MATERIAL SHOWN -
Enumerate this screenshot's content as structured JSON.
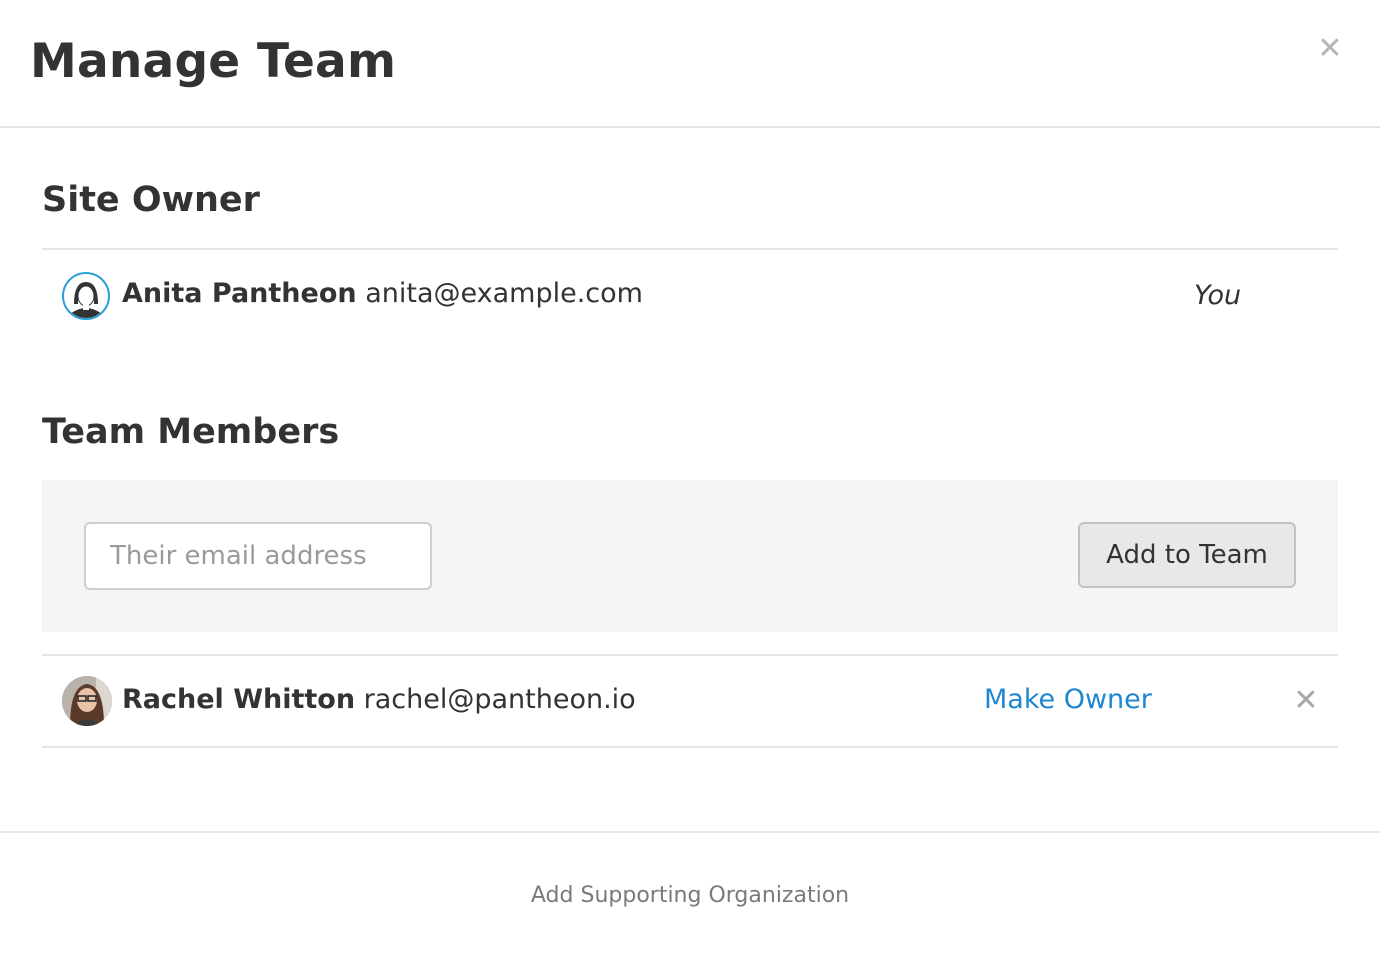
{
  "modal": {
    "title": "Manage Team",
    "close_icon": "close-icon"
  },
  "site_owner": {
    "heading": "Site Owner",
    "name": "Anita Pantheon",
    "email": "anita@example.com",
    "badge": "You",
    "avatar_icon": "default-avatar-icon"
  },
  "team_members": {
    "heading": "Team Members",
    "email_placeholder": "Their email address",
    "email_value": "",
    "add_button_label": "Add to Team",
    "members": [
      {
        "name": "Rachel Whitton",
        "email": "rachel@pantheon.io",
        "action_label": "Make Owner",
        "remove_icon": "close-icon"
      }
    ]
  },
  "footer": {
    "link_label": "Add Supporting Organization"
  },
  "colors": {
    "link": "#1f87cf",
    "avatar_ring": "#2a9fd6",
    "panel_bg": "#f4f5f6"
  }
}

EXERCISE TASK - Without the pictures, write out the whole listing above exactly as it appears.

COMPLETE ANSWER -
Enumerate this screenshot's content as structured JSON.
{
  "modal": {
    "title": "Manage Team",
    "close_icon": "close-icon"
  },
  "site_owner": {
    "heading": "Site Owner",
    "name": "Anita Pantheon",
    "email": "anita@example.com",
    "badge": "You",
    "avatar_icon": "default-avatar-icon"
  },
  "team_members": {
    "heading": "Team Members",
    "email_placeholder": "Their email address",
    "email_value": "",
    "add_button_label": "Add to Team",
    "members": [
      {
        "name": "Rachel Whitton",
        "email": "rachel@pantheon.io",
        "action_label": "Make Owner",
        "remove_icon": "close-icon"
      }
    ]
  },
  "footer": {
    "link_label": "Add Supporting Organization"
  },
  "colors": {
    "link": "#1f87cf",
    "avatar_ring": "#2a9fd6",
    "panel_bg": "#f4f5f6"
  }
}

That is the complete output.